◆ OBJECTIVE ◆
Duplicate the records from the line containing "bond-remaining: 10.5 tháng" through the line containing "bond-info-link[interactable]: Thông tin", including both of those lines.

* * *

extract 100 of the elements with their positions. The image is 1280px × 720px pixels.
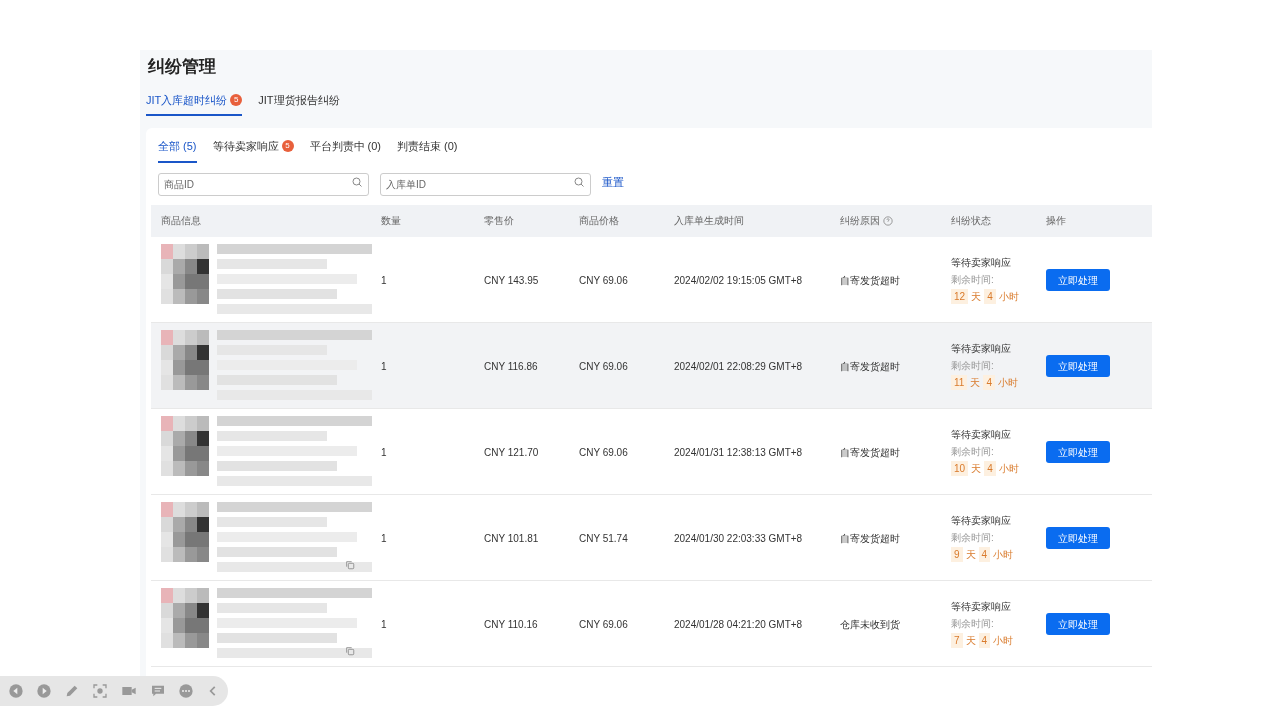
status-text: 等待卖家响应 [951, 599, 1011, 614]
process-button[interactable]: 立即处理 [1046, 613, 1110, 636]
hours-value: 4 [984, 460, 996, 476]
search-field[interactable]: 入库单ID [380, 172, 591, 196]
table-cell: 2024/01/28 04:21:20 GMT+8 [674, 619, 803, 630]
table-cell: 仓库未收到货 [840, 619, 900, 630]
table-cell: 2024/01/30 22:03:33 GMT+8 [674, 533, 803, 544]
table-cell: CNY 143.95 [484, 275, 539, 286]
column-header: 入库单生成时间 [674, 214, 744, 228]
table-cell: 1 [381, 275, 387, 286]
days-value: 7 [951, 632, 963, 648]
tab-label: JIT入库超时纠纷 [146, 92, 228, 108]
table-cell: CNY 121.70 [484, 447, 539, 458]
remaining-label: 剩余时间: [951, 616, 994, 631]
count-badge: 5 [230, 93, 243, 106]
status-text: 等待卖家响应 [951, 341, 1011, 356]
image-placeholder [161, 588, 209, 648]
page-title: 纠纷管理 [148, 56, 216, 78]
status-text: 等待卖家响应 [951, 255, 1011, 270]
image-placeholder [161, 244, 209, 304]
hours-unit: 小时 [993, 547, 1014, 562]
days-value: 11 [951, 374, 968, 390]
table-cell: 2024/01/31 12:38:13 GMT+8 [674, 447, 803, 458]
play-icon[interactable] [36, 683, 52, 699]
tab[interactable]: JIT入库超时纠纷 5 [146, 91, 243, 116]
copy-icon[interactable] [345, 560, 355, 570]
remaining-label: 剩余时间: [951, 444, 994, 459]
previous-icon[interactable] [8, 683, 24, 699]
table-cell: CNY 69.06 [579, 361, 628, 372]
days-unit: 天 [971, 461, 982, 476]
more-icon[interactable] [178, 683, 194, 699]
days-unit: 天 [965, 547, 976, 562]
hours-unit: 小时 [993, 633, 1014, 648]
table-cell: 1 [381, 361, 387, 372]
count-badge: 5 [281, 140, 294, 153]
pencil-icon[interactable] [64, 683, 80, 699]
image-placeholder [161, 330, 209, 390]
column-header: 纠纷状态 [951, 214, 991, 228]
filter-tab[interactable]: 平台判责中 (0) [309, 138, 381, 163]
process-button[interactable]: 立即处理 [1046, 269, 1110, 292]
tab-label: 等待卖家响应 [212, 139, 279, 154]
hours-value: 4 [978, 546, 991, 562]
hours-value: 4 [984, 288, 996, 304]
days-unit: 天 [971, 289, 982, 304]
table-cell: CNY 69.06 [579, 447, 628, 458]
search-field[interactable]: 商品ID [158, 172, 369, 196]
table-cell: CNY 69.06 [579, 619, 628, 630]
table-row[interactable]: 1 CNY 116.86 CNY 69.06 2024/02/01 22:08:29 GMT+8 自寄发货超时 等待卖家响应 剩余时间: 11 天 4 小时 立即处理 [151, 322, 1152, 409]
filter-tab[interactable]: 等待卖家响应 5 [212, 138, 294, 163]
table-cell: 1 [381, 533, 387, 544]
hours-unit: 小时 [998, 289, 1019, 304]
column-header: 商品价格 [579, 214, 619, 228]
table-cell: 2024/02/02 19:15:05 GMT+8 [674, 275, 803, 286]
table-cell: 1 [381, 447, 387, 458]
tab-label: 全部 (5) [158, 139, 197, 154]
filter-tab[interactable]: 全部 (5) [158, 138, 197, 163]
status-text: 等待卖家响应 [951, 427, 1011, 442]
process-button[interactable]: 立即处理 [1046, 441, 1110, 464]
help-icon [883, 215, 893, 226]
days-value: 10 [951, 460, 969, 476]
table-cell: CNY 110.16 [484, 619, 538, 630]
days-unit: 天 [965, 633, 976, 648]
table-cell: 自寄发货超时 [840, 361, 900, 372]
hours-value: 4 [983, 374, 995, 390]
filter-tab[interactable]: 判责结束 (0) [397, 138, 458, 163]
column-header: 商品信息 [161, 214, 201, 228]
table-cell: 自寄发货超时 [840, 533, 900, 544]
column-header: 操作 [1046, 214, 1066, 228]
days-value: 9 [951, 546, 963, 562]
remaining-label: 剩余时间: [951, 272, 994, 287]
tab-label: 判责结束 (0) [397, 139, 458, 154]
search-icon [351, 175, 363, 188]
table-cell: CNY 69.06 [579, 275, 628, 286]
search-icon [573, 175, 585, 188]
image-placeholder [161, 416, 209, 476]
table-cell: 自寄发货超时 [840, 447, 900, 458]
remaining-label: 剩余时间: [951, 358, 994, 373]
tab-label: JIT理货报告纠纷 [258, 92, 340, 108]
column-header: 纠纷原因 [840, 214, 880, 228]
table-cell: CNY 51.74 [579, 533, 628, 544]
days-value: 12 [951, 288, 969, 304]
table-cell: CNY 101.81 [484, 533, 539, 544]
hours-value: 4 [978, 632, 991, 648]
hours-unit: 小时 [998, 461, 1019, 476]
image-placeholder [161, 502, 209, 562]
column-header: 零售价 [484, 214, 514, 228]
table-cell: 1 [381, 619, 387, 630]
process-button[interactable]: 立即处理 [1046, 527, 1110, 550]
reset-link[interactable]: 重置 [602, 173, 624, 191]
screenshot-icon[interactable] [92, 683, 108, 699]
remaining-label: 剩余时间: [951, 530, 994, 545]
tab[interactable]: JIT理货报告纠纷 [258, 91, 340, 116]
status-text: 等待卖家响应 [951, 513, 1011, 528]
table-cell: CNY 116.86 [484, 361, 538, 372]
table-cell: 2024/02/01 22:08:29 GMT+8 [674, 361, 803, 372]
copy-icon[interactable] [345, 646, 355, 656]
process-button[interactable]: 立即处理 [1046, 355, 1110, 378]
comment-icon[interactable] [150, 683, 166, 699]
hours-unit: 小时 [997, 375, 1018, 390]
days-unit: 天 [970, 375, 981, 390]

* * *

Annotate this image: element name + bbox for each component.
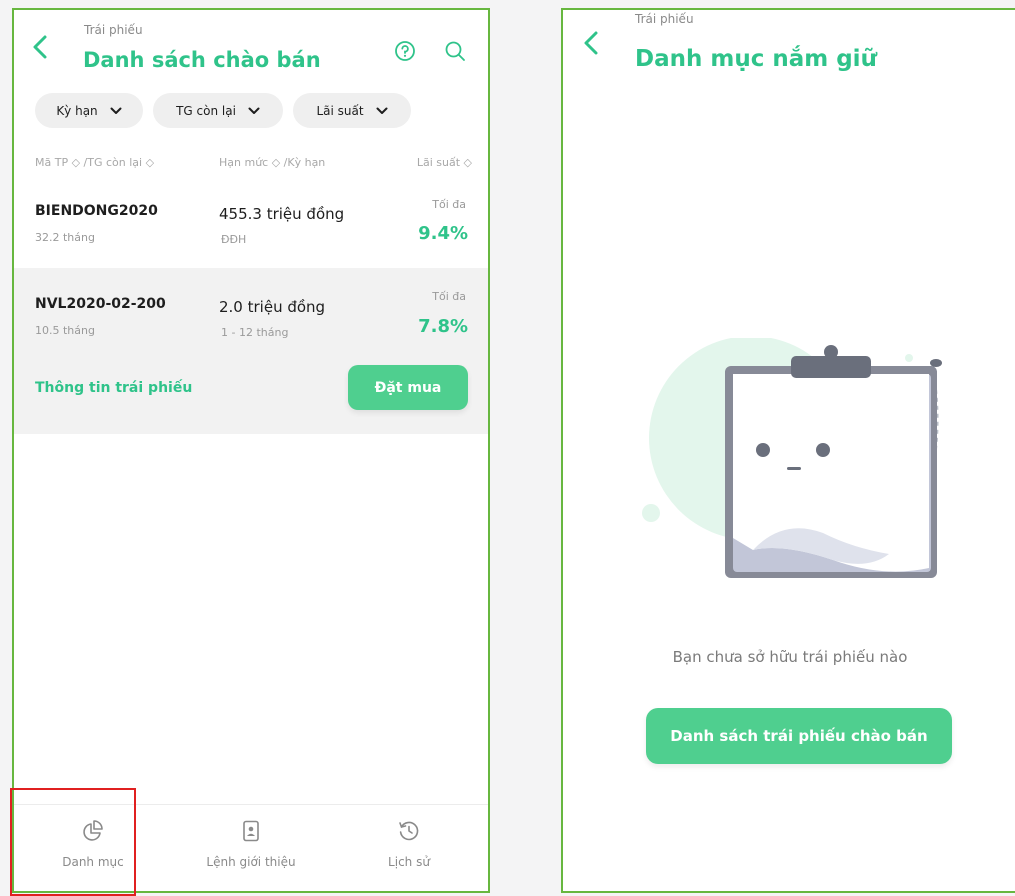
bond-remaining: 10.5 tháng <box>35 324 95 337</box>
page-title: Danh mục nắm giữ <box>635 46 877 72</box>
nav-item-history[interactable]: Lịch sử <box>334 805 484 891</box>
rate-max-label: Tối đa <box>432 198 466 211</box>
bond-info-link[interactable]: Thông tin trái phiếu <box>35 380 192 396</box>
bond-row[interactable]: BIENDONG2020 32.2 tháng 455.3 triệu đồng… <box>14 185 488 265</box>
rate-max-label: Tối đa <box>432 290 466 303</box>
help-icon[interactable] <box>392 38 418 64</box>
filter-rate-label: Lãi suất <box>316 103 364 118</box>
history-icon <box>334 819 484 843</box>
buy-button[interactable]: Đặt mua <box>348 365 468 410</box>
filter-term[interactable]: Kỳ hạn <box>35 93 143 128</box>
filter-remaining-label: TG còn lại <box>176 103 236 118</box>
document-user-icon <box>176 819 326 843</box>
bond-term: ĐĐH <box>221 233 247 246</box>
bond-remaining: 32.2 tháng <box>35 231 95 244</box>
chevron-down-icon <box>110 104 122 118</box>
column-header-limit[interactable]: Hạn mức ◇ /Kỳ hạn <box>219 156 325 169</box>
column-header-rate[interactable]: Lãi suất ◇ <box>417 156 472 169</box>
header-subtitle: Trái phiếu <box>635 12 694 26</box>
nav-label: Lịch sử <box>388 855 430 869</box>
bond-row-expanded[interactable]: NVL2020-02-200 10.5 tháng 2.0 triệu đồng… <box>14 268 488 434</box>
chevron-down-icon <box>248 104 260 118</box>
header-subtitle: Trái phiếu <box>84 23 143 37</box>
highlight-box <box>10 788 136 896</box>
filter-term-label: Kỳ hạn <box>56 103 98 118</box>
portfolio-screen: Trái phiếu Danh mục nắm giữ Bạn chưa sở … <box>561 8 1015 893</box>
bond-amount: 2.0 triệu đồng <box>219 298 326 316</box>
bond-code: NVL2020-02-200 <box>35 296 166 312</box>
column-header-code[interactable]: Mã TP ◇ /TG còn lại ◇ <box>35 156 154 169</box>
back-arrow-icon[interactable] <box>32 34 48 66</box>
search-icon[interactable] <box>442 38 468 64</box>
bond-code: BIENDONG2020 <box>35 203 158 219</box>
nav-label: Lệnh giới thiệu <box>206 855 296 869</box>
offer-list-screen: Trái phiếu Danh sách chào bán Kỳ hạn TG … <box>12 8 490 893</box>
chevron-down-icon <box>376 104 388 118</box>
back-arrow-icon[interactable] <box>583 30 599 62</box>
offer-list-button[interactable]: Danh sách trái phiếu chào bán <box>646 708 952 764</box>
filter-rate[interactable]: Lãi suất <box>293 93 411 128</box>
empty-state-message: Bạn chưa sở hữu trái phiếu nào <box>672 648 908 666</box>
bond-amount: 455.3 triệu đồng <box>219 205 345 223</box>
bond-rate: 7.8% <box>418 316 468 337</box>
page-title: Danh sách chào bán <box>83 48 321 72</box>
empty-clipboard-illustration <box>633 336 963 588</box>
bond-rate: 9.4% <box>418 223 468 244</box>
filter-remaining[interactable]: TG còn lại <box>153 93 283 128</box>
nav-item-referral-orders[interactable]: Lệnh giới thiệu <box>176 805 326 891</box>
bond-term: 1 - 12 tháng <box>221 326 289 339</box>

* * *

◆ SOLUTION TO THIS EXERCISE ◆
bond-remaining: 10.5 tháng <box>35 324 95 337</box>
page-title: Danh mục nắm giữ <box>635 46 877 72</box>
nav-item-history[interactable]: Lịch sử <box>334 805 484 891</box>
rate-max-label: Tối đa <box>432 198 466 211</box>
bond-info-link[interactable]: Thông tin trái phiếu <box>35 380 192 396</box>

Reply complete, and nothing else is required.